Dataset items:
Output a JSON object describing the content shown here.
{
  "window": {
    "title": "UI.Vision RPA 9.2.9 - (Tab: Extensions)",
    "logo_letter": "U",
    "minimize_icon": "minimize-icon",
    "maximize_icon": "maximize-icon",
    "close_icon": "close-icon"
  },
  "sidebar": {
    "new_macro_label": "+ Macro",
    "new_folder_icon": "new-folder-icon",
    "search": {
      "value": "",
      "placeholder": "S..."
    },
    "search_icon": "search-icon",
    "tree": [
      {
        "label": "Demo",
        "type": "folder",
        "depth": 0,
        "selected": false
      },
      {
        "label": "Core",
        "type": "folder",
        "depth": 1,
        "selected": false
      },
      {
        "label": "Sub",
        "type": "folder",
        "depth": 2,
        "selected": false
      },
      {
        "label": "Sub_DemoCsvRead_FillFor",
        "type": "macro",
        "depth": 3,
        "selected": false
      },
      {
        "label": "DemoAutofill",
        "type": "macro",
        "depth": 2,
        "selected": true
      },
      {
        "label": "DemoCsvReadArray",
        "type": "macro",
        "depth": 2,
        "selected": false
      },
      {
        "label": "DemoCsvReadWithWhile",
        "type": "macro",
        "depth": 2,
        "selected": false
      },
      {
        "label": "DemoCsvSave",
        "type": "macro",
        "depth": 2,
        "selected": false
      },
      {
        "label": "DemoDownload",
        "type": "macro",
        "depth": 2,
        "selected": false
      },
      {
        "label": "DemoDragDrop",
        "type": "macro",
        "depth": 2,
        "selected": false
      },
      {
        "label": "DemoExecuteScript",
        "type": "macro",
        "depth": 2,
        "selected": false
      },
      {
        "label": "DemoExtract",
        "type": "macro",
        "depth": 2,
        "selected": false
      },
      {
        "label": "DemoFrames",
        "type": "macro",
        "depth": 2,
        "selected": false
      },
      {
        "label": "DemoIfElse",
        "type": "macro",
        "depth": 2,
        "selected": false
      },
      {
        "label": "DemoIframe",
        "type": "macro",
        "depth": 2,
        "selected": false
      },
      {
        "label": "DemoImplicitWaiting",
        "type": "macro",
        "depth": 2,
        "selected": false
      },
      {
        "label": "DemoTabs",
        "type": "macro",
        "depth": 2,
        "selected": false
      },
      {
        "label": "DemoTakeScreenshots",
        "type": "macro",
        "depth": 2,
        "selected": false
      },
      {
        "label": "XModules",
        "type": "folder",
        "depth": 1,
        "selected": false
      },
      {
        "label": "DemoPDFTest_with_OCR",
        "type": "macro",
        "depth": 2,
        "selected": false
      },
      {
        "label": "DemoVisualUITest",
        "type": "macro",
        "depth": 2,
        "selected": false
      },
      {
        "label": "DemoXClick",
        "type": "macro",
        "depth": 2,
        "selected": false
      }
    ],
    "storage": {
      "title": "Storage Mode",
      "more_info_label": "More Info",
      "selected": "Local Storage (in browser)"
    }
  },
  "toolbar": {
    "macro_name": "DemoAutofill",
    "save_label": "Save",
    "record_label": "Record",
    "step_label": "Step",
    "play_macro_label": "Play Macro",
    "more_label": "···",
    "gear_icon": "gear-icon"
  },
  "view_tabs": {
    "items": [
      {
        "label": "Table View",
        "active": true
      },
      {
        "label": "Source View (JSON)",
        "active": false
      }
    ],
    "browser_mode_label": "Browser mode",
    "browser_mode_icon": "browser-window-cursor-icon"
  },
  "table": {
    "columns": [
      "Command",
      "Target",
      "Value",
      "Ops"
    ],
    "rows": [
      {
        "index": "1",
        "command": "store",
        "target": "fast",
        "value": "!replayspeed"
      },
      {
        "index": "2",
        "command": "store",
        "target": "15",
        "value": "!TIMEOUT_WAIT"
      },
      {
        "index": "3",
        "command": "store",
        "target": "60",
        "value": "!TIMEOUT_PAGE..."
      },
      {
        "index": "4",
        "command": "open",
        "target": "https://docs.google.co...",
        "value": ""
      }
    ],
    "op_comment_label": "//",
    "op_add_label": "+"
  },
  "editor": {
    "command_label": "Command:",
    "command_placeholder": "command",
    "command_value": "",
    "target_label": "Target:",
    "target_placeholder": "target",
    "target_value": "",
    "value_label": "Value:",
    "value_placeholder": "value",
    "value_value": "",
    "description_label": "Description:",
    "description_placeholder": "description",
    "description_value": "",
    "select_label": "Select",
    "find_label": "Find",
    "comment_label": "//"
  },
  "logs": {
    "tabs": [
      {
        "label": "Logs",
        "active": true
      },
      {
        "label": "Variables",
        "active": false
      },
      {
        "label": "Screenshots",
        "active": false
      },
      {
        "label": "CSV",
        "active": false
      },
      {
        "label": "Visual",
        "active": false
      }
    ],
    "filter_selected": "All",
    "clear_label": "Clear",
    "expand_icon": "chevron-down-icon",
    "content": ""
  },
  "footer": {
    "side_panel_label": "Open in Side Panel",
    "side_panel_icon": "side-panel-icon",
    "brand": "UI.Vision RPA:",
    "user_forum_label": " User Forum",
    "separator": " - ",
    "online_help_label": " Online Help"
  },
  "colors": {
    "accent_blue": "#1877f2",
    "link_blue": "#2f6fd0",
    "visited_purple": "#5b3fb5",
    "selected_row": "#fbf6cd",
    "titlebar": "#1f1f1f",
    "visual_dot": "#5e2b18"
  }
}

*Set problem:* State how many lines of the entries above include the word "Vision", offering no text other than the number.

*Result:* 2